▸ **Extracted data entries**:

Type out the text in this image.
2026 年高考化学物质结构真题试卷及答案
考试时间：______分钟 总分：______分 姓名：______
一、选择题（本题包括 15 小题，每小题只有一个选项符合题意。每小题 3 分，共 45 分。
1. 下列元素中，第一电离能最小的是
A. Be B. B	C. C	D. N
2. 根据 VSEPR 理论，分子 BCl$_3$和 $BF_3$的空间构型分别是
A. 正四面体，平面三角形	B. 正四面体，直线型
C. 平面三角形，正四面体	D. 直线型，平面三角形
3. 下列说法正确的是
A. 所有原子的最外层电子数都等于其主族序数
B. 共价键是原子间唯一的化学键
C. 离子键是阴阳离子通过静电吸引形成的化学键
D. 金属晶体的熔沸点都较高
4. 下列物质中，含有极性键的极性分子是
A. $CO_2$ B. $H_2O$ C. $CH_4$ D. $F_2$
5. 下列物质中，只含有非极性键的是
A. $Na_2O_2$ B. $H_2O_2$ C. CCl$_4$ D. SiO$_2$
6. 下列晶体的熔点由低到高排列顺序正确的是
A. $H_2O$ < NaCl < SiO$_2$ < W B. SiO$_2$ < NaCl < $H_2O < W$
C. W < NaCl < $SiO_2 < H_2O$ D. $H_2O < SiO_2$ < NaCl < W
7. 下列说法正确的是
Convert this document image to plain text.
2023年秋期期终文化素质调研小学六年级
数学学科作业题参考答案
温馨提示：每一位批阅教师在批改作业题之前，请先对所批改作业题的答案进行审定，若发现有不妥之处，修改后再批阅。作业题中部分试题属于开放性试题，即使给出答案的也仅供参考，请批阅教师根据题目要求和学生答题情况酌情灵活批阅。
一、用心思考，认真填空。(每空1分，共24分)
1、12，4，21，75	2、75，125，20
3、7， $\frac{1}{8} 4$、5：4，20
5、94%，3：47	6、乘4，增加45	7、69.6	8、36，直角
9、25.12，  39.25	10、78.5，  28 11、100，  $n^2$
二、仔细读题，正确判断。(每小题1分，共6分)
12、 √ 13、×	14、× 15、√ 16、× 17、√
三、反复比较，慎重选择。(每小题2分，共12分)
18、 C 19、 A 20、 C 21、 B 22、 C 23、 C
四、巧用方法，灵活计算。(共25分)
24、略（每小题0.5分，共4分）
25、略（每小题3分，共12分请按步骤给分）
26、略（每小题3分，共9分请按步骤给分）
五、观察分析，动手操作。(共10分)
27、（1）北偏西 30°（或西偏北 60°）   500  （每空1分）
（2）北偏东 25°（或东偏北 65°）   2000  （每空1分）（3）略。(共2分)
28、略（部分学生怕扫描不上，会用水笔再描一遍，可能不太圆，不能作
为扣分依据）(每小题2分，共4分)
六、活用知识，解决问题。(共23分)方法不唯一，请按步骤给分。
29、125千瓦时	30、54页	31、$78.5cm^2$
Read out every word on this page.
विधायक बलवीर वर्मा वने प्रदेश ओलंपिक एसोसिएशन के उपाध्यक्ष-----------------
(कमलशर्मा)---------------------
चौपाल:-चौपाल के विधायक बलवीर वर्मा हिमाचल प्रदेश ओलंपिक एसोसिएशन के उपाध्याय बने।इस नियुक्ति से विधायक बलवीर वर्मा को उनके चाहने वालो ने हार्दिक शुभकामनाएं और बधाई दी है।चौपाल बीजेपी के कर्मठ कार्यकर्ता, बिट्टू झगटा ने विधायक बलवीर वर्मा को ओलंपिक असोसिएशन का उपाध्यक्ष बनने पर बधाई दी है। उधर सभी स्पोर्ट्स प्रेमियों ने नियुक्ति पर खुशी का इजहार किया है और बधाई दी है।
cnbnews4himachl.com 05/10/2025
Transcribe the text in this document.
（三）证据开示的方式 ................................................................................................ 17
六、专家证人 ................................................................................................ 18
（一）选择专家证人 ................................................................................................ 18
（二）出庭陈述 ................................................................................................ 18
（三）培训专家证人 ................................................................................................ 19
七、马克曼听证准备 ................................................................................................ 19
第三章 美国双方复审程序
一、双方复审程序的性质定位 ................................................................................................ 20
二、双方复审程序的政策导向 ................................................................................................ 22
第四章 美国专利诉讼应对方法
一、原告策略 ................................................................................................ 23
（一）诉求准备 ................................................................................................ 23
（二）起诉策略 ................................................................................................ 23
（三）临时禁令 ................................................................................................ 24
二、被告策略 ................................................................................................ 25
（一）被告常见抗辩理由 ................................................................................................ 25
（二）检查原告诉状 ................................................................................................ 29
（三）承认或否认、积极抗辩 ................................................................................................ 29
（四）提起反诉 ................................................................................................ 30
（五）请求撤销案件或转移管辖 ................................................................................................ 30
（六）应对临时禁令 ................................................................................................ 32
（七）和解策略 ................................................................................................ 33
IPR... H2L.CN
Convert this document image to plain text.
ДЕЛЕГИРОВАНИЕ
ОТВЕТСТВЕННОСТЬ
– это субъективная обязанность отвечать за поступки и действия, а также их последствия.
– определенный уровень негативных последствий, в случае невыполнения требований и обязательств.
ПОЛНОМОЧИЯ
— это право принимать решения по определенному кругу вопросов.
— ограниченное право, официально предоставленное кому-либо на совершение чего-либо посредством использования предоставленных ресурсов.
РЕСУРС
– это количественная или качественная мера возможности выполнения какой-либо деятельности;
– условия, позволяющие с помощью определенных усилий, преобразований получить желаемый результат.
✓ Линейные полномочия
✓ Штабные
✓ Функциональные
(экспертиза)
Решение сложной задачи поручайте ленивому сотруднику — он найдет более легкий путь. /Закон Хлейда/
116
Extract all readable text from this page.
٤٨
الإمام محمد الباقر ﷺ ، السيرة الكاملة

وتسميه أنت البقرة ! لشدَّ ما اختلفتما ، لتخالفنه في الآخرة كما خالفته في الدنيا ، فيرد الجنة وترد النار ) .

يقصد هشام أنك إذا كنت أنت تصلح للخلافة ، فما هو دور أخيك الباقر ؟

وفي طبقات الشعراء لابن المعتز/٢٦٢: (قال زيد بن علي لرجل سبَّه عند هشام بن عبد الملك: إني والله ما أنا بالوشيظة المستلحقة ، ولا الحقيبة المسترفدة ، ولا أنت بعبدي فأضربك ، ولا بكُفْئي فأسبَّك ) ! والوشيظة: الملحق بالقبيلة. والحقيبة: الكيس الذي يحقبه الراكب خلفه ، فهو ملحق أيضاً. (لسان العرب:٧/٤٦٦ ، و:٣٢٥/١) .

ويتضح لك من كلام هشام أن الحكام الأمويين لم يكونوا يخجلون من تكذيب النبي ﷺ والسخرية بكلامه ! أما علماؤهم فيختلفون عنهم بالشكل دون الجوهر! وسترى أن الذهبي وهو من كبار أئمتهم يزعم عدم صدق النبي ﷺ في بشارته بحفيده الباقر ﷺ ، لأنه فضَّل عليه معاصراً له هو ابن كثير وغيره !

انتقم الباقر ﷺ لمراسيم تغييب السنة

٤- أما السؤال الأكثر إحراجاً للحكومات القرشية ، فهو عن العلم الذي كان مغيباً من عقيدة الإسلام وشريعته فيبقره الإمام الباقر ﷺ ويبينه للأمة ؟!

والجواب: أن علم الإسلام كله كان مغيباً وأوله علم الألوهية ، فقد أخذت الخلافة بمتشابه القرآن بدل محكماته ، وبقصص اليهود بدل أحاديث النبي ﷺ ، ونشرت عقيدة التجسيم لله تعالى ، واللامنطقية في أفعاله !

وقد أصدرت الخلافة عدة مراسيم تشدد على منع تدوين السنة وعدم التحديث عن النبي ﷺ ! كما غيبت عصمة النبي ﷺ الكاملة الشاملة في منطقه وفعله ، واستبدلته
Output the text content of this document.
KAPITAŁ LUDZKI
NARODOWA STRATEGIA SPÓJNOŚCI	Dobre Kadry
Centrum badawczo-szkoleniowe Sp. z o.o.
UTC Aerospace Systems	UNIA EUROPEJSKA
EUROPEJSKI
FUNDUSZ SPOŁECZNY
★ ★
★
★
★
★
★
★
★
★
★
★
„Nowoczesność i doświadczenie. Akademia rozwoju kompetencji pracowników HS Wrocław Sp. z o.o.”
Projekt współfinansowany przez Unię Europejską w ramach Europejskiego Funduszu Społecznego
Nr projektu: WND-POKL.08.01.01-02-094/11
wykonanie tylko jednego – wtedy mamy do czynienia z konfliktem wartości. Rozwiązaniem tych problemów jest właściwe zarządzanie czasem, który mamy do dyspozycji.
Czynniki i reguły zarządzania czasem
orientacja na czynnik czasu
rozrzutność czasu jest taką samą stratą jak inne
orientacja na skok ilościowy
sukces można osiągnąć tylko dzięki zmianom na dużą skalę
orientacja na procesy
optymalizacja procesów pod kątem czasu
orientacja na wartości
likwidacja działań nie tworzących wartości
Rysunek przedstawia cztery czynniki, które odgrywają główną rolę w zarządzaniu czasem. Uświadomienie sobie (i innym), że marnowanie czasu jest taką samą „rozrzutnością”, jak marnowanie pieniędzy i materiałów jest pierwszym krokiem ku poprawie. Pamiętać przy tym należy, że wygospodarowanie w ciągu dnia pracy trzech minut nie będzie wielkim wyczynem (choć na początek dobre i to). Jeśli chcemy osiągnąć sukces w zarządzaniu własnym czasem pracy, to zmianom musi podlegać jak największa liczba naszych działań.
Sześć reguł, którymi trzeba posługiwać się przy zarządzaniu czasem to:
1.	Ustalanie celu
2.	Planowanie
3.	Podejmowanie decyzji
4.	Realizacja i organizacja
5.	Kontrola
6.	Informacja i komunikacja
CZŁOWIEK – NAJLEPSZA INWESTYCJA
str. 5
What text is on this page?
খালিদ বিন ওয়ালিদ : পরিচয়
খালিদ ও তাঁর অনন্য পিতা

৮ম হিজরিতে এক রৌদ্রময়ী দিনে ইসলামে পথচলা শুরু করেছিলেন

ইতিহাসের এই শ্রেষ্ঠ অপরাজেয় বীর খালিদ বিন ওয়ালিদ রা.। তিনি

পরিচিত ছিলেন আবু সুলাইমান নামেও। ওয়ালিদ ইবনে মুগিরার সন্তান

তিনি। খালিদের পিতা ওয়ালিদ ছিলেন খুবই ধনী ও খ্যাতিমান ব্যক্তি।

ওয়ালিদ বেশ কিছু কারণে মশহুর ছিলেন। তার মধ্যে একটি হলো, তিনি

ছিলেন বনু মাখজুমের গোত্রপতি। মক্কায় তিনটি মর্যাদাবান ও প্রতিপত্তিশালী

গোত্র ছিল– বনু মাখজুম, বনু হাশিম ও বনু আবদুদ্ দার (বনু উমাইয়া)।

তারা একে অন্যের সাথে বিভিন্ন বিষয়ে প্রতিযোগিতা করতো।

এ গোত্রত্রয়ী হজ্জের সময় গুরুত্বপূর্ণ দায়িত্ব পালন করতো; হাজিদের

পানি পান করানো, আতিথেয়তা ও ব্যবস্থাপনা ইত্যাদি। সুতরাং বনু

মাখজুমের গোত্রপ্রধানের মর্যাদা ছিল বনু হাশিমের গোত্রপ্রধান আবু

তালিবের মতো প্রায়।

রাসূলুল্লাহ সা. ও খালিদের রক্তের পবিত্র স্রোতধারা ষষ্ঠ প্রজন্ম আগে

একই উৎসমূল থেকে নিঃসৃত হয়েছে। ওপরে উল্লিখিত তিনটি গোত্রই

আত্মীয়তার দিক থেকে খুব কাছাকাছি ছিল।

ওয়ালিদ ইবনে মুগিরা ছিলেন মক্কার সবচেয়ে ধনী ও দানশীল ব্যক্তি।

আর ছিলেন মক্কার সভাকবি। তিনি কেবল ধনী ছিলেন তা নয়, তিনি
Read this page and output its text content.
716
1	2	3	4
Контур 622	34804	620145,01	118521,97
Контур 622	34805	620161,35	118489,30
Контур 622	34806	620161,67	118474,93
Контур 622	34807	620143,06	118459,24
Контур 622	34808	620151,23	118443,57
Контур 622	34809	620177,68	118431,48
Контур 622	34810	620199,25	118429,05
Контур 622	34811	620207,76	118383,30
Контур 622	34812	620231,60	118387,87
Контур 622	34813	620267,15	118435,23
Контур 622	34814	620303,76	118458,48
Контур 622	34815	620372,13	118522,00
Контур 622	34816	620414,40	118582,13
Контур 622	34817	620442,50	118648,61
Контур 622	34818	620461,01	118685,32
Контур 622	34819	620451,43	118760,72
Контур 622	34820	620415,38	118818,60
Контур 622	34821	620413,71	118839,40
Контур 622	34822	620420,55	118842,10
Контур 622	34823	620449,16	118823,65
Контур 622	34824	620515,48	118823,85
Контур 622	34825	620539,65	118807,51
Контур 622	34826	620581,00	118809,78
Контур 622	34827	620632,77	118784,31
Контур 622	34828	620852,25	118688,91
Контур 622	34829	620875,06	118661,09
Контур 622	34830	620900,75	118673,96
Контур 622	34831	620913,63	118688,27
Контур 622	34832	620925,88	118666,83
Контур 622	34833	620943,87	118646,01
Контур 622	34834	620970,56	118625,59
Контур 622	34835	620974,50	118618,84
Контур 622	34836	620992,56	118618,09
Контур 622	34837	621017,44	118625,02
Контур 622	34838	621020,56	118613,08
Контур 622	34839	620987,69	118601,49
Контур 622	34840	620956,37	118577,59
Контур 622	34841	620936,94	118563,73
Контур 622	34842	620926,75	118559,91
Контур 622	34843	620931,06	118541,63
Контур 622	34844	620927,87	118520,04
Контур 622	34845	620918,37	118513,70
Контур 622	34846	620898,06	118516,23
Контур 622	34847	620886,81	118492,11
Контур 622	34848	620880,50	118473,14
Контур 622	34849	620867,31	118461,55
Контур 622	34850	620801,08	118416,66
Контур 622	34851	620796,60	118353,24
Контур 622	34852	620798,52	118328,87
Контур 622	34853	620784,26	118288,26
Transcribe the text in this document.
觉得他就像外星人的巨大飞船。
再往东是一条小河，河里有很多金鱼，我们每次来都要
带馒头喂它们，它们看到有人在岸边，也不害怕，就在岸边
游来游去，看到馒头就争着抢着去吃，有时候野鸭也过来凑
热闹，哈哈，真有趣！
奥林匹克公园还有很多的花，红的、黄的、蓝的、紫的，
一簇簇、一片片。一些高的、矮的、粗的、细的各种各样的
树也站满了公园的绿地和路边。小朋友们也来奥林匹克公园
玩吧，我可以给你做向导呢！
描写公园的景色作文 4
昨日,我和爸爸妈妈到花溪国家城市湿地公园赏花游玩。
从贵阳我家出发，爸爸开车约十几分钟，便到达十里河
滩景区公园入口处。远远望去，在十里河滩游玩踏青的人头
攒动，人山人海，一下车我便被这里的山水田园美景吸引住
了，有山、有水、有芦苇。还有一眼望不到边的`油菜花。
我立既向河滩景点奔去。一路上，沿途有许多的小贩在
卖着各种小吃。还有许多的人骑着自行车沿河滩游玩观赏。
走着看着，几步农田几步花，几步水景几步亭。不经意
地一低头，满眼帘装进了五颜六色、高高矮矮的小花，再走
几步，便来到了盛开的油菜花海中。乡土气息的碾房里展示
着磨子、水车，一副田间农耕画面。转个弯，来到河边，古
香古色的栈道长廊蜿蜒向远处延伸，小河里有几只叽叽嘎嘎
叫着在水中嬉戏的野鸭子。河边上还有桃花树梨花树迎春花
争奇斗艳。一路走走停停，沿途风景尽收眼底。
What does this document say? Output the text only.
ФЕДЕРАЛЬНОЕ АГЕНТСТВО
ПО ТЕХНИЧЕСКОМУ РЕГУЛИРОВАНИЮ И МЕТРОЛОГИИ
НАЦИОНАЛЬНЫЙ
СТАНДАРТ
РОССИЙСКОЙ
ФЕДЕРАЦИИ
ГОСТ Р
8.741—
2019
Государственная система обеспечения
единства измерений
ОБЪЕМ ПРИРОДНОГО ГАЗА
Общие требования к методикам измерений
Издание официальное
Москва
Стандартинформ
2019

▸ **Instruction**: Working from the entries above, return all lines that contain "What".

▸ **Written answer**:
What text is on this page?
What does this document say? Output the text only.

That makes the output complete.